Después de la caída del Muro de Berlín y el reordenamiento geopolítico que le siguió, la tesis de Francis Fukuyama, según la cual el derrumbe del comunismo habría sido el principio del fin de la historia tal como hasta entonces la conocíamos, cogió bastante fuerza.
Una idea que, a partir del artículo publicado por este autor en 1989 y la popularización de su libro en 1992 titulado, precisamente, “El fin de la historia y el último hombre” llegó a convencernos de la ineludible realidad de un futuro global democrático, liberal y pacífico.
Contemporáneamente, Samuel P. Huntington, publicaba en 1993 un artículo, que posteriormente sería el tema de uno de sus libros más famosos: “El choque de las civilizaciones y la reconfiguración del orden mundial”. Una obra en la que sostiene prácticamente lo contrario de la tesis de Fukuyama, diciendo que después de un período de reacomodamiento, necesariamente, el futuro depararía un encontronazo violento entre formas de ver el mundo, es decir, una guerra prolongada y cruenta entre concepciones geopolíticas diferentes.

━━━

[Qué se pide]
1. Según el texto sobre Fukuyama y Huntington, ¿en qué año publicó Samuel P. Huntington su artículo?
2. Imprime el fragmento del texto sobre Fukuyama y Huntington que comienza en "Contemporáneamente, Samuel P." y termina en "concepciones geopolíticas diferentes.".
3. ¿Qué años se mencionan en el texto sobre Fukuyama y Huntington?
No hace falta el material para resolver nada.

[Material proporcionado]
━━━

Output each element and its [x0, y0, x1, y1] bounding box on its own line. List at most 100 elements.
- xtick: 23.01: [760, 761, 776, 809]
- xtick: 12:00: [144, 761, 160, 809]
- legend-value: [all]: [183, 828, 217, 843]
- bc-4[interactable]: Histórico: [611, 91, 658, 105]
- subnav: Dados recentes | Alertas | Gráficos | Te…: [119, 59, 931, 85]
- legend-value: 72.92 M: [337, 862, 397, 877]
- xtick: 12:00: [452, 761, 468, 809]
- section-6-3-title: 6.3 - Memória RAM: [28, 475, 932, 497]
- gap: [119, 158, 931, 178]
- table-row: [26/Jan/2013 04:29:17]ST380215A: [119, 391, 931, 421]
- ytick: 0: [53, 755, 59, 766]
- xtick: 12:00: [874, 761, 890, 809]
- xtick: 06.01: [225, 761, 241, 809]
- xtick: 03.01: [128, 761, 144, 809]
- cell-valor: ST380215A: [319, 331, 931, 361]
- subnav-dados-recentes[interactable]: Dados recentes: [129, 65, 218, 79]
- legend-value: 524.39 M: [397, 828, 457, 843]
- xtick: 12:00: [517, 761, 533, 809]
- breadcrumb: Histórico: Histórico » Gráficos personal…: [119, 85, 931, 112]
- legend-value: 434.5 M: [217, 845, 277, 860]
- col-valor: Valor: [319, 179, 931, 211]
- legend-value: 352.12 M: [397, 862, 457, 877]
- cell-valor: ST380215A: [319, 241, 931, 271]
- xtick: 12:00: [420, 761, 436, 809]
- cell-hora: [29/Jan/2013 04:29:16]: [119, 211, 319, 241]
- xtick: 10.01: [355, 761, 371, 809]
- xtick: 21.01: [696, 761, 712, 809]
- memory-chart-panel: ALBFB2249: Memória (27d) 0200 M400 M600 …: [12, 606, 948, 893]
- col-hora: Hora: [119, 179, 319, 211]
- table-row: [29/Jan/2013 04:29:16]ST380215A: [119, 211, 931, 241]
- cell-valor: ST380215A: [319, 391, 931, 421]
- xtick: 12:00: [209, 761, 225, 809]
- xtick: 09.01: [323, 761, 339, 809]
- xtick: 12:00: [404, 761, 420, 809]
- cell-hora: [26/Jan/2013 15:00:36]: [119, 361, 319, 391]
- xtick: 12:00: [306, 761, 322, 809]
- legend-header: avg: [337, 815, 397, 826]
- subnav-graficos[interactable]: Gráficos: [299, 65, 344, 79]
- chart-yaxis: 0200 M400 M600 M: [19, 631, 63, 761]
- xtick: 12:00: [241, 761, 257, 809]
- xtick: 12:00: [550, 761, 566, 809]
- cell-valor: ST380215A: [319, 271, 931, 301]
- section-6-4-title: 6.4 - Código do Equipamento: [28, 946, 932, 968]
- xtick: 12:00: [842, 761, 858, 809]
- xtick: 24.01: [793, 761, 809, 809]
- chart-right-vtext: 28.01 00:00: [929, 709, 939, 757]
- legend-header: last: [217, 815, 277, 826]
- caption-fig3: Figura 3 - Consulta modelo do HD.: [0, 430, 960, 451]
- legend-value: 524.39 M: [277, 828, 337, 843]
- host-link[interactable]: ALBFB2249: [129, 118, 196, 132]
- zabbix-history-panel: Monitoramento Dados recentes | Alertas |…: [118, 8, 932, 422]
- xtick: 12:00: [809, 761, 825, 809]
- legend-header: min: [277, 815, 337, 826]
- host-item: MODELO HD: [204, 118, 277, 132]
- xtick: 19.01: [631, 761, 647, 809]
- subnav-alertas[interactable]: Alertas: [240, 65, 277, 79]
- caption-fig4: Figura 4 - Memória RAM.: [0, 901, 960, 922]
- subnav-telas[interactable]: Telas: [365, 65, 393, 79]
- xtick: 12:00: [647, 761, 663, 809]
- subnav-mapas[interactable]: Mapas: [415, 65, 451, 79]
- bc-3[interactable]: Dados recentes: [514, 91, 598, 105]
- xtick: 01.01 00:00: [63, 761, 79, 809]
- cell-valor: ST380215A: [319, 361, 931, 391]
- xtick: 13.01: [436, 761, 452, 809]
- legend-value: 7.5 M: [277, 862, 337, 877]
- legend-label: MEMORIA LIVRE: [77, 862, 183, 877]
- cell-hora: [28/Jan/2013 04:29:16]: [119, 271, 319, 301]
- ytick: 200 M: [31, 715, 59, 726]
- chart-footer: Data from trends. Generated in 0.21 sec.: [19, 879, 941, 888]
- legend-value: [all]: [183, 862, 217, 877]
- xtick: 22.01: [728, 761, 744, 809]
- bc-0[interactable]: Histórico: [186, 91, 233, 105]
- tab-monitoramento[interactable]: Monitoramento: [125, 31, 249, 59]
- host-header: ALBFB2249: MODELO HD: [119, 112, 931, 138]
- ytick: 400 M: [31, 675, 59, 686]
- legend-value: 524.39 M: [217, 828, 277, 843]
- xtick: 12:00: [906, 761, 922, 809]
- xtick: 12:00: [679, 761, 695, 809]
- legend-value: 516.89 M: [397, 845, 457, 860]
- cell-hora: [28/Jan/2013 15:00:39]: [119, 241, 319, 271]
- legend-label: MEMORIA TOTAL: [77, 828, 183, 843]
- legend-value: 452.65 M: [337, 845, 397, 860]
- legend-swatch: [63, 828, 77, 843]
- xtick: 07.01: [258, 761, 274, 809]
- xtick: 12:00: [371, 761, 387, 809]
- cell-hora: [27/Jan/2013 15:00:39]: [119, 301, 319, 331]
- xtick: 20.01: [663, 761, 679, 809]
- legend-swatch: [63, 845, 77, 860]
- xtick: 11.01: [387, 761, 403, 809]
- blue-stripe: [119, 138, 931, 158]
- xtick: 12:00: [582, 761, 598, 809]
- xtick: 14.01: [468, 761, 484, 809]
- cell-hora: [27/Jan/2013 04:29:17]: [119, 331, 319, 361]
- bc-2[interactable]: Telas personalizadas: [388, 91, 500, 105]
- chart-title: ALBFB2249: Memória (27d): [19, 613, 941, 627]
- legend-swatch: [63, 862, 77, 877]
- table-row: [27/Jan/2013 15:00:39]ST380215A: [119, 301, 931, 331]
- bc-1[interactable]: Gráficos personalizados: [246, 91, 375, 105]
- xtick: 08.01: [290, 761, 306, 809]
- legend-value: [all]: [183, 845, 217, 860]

━━━

[Respuestas]
1. En 1993.

2.
Contemporáneamente, Samuel P. Huntington, publicaba en 1993 un artículo, que posteriormente sería el tema de uno de sus libros más famosos: “El choque de las civilizaciones y la reconfiguración del orden mundial”. Una obra en la que sostiene prácticamente lo contrario de la tesis de Fukuyama, diciendo que después de un período de reacomodamiento, necesariamente, el futuro depararía un encontronazo violento entre formas de ver el mundo, es decir, una guerra prolongada y cruenta entre concepciones geopolíticas diferentes.

3. 1989, 1992 y 1993.